_What to work on_
Can you reproduce each of the following lines verbatim, keeping the original order?

_Records provided_

- - - - -

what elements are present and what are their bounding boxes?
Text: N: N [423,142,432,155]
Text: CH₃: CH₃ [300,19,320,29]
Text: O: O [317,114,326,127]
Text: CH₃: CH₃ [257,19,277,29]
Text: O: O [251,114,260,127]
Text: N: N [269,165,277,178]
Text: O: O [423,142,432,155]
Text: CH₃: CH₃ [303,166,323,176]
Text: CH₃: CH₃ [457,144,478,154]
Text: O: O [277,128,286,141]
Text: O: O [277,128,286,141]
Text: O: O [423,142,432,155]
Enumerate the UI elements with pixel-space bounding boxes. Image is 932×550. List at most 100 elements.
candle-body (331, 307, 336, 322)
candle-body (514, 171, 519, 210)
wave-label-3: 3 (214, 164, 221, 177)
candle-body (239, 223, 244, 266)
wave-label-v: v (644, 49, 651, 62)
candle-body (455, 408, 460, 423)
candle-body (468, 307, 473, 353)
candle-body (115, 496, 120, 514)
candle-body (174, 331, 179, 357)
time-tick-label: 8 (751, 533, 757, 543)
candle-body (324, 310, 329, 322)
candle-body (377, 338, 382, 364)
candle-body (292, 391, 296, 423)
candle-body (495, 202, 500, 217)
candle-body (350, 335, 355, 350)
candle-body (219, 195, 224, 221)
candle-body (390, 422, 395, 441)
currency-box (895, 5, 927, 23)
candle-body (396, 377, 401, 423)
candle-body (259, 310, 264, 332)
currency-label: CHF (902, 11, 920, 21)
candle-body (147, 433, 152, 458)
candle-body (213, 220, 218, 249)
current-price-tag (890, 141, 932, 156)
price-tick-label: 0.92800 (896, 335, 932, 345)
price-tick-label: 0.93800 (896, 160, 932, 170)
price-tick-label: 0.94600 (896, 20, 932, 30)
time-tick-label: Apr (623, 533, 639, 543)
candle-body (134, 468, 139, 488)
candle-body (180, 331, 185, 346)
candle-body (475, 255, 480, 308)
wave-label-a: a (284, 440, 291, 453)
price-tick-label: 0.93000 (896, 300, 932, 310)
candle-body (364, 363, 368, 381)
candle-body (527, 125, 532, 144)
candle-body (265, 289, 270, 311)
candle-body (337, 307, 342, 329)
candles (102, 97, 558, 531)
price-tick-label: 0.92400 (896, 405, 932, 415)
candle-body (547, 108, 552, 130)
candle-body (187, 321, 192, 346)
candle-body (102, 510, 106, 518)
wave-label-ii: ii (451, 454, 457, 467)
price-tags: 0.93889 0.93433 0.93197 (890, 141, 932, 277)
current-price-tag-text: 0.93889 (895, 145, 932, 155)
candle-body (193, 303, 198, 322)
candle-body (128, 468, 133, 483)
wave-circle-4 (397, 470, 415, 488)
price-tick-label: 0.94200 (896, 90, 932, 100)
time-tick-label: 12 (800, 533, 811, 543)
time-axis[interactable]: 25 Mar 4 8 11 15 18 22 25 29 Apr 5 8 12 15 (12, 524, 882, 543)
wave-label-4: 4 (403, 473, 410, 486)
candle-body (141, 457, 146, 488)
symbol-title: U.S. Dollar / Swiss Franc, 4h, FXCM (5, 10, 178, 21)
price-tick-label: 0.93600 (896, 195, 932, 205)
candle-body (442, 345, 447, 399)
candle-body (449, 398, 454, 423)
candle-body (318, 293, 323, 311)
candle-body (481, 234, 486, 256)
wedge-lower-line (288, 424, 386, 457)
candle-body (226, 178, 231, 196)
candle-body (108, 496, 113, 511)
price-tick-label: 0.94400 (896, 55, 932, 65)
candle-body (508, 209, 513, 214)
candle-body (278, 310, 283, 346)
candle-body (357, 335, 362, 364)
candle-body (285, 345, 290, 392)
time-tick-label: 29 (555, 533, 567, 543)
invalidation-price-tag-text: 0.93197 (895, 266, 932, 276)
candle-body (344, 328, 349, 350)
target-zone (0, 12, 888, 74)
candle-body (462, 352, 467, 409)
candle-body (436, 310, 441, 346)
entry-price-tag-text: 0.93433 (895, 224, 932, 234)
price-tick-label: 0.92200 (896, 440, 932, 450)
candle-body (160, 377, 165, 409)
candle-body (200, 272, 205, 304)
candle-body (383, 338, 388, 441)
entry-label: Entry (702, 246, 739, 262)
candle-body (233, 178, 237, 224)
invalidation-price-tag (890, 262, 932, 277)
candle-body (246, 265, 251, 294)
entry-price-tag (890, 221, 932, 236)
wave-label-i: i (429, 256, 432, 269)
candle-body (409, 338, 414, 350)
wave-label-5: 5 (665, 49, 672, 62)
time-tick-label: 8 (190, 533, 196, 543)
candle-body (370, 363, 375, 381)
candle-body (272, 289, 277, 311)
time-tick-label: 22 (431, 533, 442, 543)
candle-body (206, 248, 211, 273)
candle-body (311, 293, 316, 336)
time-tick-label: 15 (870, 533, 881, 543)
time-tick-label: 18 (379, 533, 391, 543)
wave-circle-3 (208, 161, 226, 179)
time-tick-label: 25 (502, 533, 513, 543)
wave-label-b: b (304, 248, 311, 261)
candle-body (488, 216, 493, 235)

- - - - -

_Answer to the task_
what elements are present and what are their bounding boxes?
Text: N: N [423,142,432,155]
Text: CH₃: CH₃ [300,19,320,29]
Text: O: O [317,114,326,127]
Text: CH₃: CH₃ [257,19,277,29]
Text: O: O [251,114,260,127]
Text: N: N [269,165,277,178]
Text: O: O [423,142,432,155]
Text: CH₃: CH₃ [303,166,323,176]
Text: CH₃: CH₃ [457,144,478,154]
Text: O: O [277,128,286,141]
Text: O: O [277,128,286,141]
Text: O: O [423,142,432,155]
Enumerate the UI elements with pixel-space bounding boxes. Image is 932×550. List at most 100 elements.
candle-body (331, 307, 336, 322)
candle-body (514, 171, 519, 210)
wave-label-3: 3 (214, 164, 221, 177)
candle-body (239, 223, 244, 266)
wave-label-v: v (644, 49, 651, 62)
candle-body (455, 408, 460, 423)
candle-body (468, 307, 473, 353)
candle-body (115, 496, 120, 514)
candle-body (174, 331, 179, 357)
time-tick-label: 8 (751, 533, 757, 543)
candle-body (324, 310, 329, 322)
candle-body (377, 338, 382, 364)
candle-body (292, 391, 296, 423)
candle-body (495, 202, 500, 217)
candle-body (350, 335, 355, 350)
candle-body (219, 195, 224, 221)
candle-body (390, 422, 395, 441)
currency-box (895, 5, 927, 23)
candle-body (396, 377, 401, 423)
candle-body (259, 310, 264, 332)
currency-label: CHF (902, 11, 920, 21)
candle-body (147, 433, 152, 458)
candle-body (213, 220, 218, 249)
current-price-tag (890, 141, 932, 156)
price-tick-label: 0.92800 (896, 335, 932, 345)
price-tick-label: 0.93800 (896, 160, 932, 170)
price-tick-label: 0.94600 (896, 20, 932, 30)
time-tick-label: Apr (623, 533, 639, 543)
candle-body (134, 468, 139, 488)
candle-body (180, 331, 185, 346)
candle-body (475, 255, 480, 308)
wave-label-a: a (284, 440, 291, 453)
price-tick-label: 0.93000 (896, 300, 932, 310)
candle-body (364, 363, 368, 381)
candle-body (527, 125, 532, 144)
candle-body (265, 289, 270, 311)
candle-body (337, 307, 342, 329)
candles (102, 97, 558, 531)
price-tick-label: 0.92400 (896, 405, 932, 415)
candle-body (547, 108, 552, 130)
candle-body (187, 321, 192, 346)
candle-body (102, 510, 106, 518)
wave-label-ii: ii (451, 454, 457, 467)
price-tags: 0.93889 0.93433 0.93197 (890, 141, 932, 277)
current-price-tag-text: 0.93889 (895, 145, 932, 155)
candle-body (193, 303, 198, 322)
candle-body (128, 468, 133, 483)
wave-circle-4 (397, 470, 415, 488)
price-tick-label: 0.94200 (896, 90, 932, 100)
time-tick-label: 12 (800, 533, 811, 543)
time-axis[interactable]: 25 Mar 4 8 11 15 18 22 25 29 Apr 5 8 12 15 (12, 524, 882, 543)
wave-label-4: 4 (403, 473, 410, 486)
candle-body (141, 457, 146, 488)
symbol-title: U.S. Dollar / Swiss Franc, 4h, FXCM (5, 10, 178, 21)
price-tick-label: 0.93600 (896, 195, 932, 205)
candle-body (442, 345, 447, 399)
candle-body (449, 398, 454, 423)
candle-body (318, 293, 323, 311)
candle-body (481, 234, 486, 256)
wedge-lower-line (288, 424, 386, 457)
candle-body (226, 178, 231, 196)
candle-body (108, 496, 113, 511)
price-tick-label: 0.94400 (896, 55, 932, 65)
candle-body (508, 209, 513, 214)
candle-body (278, 310, 283, 346)
candle-body (357, 335, 362, 364)
candle-body (285, 345, 290, 392)
time-tick-label: 29 (555, 533, 567, 543)
invalidation-price-tag-text: 0.93197 (895, 266, 932, 276)
candle-body (344, 328, 349, 350)
target-zone (0, 12, 888, 74)
candle-body (462, 352, 467, 409)
candle-body (436, 310, 441, 346)
entry-price-tag-text: 0.93433 (895, 224, 932, 234)
price-tick-label: 0.92200 (896, 440, 932, 450)
candle-body (160, 377, 165, 409)
candle-body (200, 272, 205, 304)
candle-body (383, 338, 388, 441)
entry-label: Entry (702, 246, 739, 262)
candle-body (233, 178, 237, 224)
invalidation-price-tag (890, 262, 932, 277)
candle-body (246, 265, 251, 294)
entry-price-tag (890, 221, 932, 236)
wave-label-i: i (429, 256, 432, 269)
candle-body (409, 338, 414, 350)
wave-label-5: 5 (665, 49, 672, 62)
time-tick-label: 8 (190, 533, 196, 543)
candle-body (370, 363, 375, 381)
candle-body (272, 289, 277, 311)
time-tick-label: 22 (431, 533, 442, 543)
candle-body (206, 248, 211, 273)
candle-body (311, 293, 316, 336)
time-tick-label: 15 (870, 533, 881, 543)
time-tick-label: 18 (379, 533, 391, 543)
wave-circle-3 (208, 161, 226, 179)
time-tick-label: 25 (502, 533, 513, 543)
wave-label-b: b (304, 248, 311, 261)
candle-body (488, 216, 493, 235)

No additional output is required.